WHAT THE EXERCISE ASKS:
Copy the records that follow exactly as written, but not their pictures.

GIVEN RECORDS:
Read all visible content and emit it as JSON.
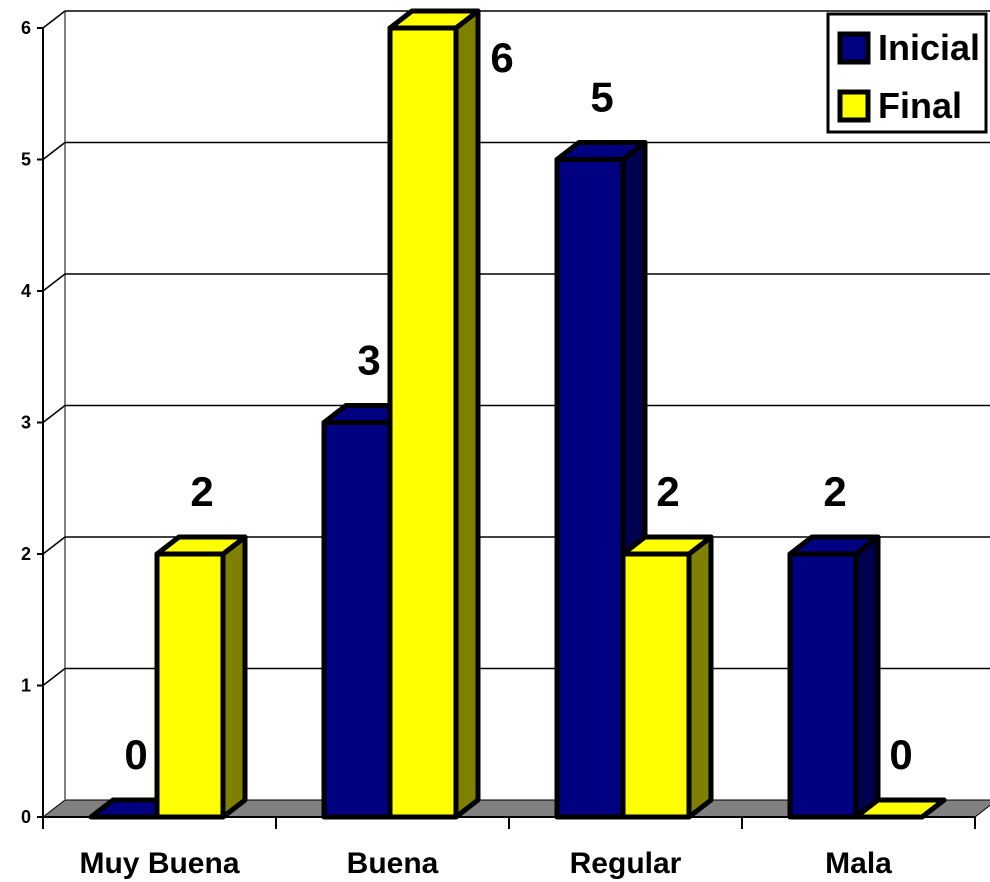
{
  "chart_data": {
    "type": "bar",
    "categories": [
      "Muy Buena",
      "Buena",
      "Regular",
      "Mala"
    ],
    "series": [
      {
        "name": "Inicial",
        "values": [
          0,
          3,
          5,
          2
        ]
      },
      {
        "name": "Final",
        "values": [
          2,
          6,
          2,
          0
        ]
      }
    ],
    "title": "",
    "xlabel": "",
    "ylabel": "",
    "ylim": [
      0,
      6
    ],
    "yticks": [
      0,
      1,
      2,
      3,
      4,
      5,
      6
    ],
    "grid": true,
    "legend_position": "top-right",
    "colors": {
      "Inicial": "#000080",
      "Inicial_side": "#000050",
      "Final": "#ffff00",
      "Final_side": "#808000",
      "floor": "#808080"
    }
  }
}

RIGHT ANSWER:
Read all visible content and emit it as JSON.
{
  "chart_data": {
    "type": "bar",
    "categories": [
      "Muy Buena",
      "Buena",
      "Regular",
      "Mala"
    ],
    "series": [
      {
        "name": "Inicial",
        "values": [
          0,
          3,
          5,
          2
        ]
      },
      {
        "name": "Final",
        "values": [
          2,
          6,
          2,
          0
        ]
      }
    ],
    "title": "",
    "xlabel": "",
    "ylabel": "",
    "ylim": [
      0,
      6
    ],
    "yticks": [
      0,
      1,
      2,
      3,
      4,
      5,
      6
    ],
    "grid": true,
    "legend_position": "top-right",
    "colors": {
      "Inicial": "#000080",
      "Inicial_side": "#000050",
      "Final": "#ffff00",
      "Final_side": "#808000",
      "floor": "#808080"
    }
  }
}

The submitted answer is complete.